## DIRECTIONS FOR THIS TASK
Copy out all lines of the records in which the word "color" appears.

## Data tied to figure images
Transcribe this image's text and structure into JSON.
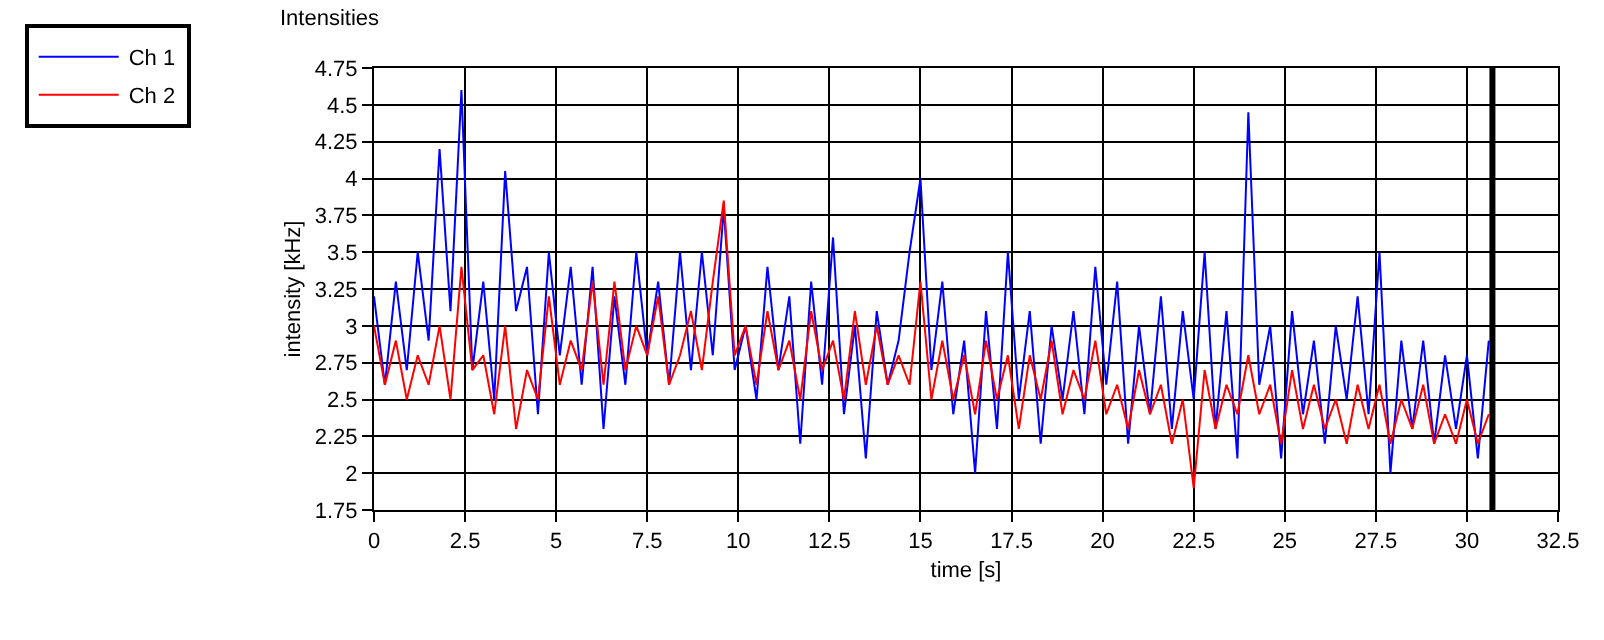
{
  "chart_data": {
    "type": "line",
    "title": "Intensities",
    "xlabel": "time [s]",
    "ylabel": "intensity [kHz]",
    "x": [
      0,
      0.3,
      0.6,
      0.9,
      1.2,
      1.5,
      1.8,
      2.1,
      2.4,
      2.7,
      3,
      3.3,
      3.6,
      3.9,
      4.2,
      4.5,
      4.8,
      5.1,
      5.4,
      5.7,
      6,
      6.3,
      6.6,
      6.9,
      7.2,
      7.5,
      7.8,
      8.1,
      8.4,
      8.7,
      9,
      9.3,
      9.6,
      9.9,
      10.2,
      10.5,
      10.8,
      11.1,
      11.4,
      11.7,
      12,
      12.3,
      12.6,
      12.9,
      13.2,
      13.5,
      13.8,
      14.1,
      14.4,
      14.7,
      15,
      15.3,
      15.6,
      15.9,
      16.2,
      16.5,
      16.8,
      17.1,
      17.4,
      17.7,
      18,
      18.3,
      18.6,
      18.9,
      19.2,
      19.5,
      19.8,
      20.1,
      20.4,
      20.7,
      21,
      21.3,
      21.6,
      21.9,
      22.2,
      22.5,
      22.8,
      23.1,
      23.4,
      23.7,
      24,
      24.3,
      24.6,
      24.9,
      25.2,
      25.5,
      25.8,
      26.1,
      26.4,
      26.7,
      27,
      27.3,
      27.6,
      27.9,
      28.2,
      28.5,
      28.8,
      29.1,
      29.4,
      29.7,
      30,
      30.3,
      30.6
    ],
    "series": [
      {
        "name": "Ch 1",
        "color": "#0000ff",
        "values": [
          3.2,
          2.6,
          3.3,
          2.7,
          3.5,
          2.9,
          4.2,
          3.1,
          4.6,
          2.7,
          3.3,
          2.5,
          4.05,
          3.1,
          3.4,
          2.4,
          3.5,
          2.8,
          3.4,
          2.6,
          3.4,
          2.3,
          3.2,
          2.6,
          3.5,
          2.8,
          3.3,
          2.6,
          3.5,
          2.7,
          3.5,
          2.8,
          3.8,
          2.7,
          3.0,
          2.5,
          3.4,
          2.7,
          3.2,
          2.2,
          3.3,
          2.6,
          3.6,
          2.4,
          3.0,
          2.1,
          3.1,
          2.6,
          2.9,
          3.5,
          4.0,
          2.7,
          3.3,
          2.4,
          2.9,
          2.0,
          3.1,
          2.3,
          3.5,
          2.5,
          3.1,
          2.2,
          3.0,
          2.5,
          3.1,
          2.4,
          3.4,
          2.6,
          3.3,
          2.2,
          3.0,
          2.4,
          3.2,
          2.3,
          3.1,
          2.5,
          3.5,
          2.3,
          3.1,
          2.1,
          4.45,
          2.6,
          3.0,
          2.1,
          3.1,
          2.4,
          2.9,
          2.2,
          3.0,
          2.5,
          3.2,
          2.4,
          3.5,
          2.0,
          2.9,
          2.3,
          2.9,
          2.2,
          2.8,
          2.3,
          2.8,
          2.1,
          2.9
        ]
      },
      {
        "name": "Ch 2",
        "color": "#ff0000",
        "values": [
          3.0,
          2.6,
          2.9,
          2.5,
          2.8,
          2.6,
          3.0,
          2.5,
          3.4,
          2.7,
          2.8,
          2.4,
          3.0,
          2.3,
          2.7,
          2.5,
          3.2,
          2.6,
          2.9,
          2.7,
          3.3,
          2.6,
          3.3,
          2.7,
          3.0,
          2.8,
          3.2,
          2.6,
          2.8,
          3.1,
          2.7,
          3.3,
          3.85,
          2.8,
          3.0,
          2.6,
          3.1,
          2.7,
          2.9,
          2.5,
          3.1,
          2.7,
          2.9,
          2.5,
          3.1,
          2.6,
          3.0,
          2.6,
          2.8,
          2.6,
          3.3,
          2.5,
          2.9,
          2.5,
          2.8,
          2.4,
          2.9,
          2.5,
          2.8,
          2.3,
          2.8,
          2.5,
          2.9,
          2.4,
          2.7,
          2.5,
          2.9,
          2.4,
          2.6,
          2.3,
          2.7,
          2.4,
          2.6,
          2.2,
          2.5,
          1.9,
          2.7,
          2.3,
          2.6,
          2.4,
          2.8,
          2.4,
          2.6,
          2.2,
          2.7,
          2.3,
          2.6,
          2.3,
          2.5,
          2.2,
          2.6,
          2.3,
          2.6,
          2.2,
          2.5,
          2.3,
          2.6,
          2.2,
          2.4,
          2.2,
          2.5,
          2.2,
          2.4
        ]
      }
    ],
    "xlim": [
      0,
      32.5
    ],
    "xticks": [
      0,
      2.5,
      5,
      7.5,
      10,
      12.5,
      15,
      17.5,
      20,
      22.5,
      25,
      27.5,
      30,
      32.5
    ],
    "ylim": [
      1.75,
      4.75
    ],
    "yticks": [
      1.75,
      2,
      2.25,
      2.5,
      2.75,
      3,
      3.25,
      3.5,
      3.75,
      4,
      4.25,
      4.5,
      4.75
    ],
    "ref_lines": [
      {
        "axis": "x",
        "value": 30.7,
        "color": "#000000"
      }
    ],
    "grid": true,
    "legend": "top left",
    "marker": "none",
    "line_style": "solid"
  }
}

## WRITTEN REPLY
        "color": "#0000ff",
        "color": "#ff0000",
        "color": "#000000"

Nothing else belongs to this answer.